What this task involves> The listing below should be printed exactly, every line of it. Skip the pictures.

Excerpted records>
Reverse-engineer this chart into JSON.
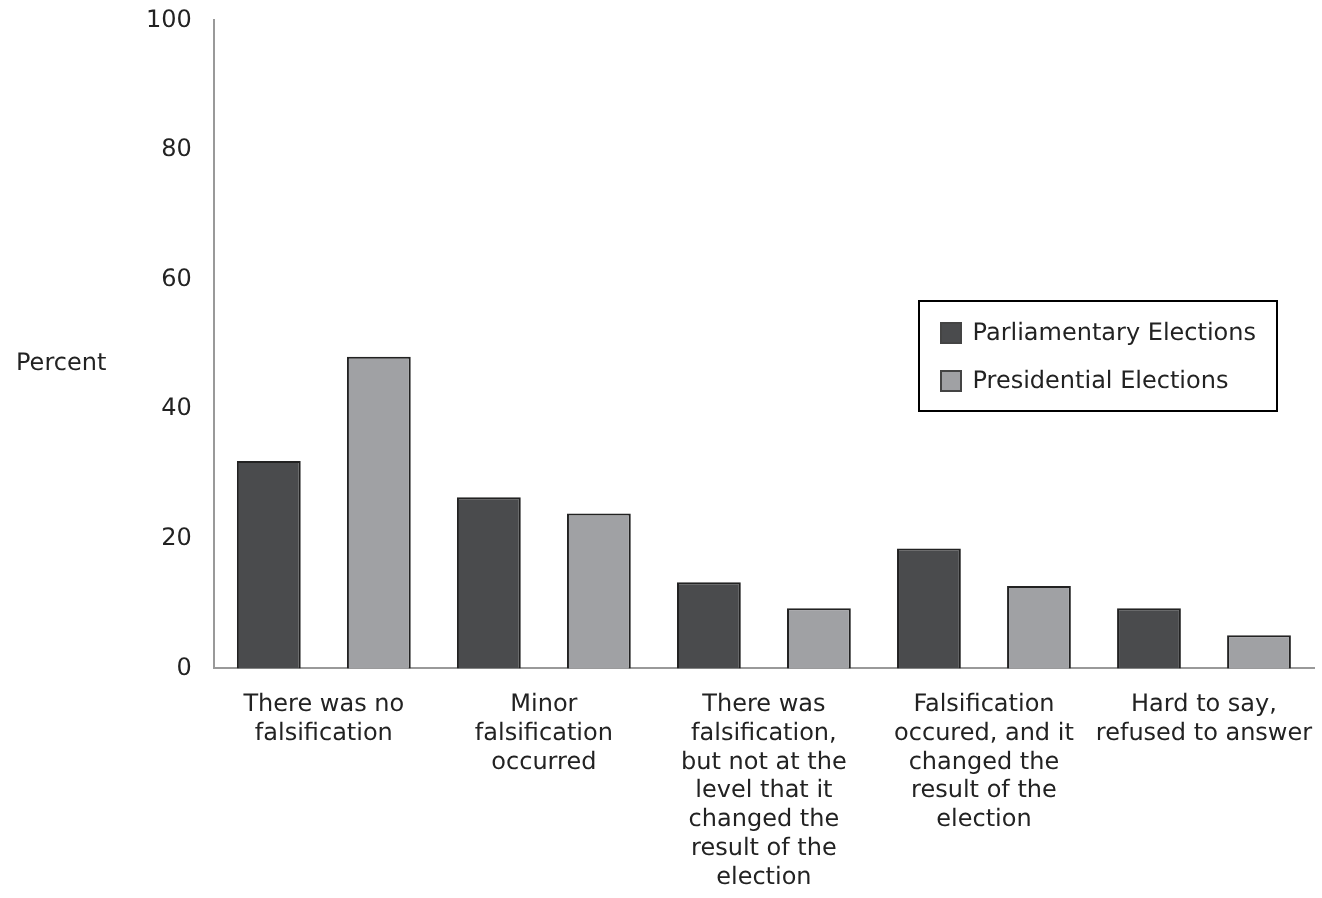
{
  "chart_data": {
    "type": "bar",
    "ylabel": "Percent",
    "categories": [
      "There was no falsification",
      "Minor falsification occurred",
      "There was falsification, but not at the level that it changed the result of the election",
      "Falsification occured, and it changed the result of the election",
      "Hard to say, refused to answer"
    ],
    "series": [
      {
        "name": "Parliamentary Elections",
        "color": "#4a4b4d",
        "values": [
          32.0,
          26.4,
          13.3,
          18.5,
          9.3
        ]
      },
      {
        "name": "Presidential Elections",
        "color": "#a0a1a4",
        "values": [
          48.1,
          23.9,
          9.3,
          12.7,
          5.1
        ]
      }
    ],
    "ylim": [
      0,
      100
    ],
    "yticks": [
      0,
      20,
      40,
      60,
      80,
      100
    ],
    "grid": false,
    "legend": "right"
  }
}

Problem solution>
Reverse-engineer this chart into JSON.
{
  "chart_data": {
    "type": "bar",
    "ylabel": "Percent",
    "categories": [
      "There was no falsification",
      "Minor falsification occurred",
      "There was falsification, but not at the level that it changed the result of the election",
      "Falsification occured, and it changed the result of the election",
      "Hard to say, refused to answer"
    ],
    "series": [
      {
        "name": "Parliamentary Elections",
        "color": "#4a4b4d",
        "values": [
          32.0,
          26.4,
          13.3,
          18.5,
          9.3
        ]
      },
      {
        "name": "Presidential Elections",
        "color": "#a0a1a4",
        "values": [
          48.1,
          23.9,
          9.3,
          12.7,
          5.1
        ]
      }
    ],
    "ylim": [
      0,
      100
    ],
    "yticks": [
      0,
      20,
      40,
      60,
      80,
      100
    ],
    "grid": false,
    "legend": "right"
  }
}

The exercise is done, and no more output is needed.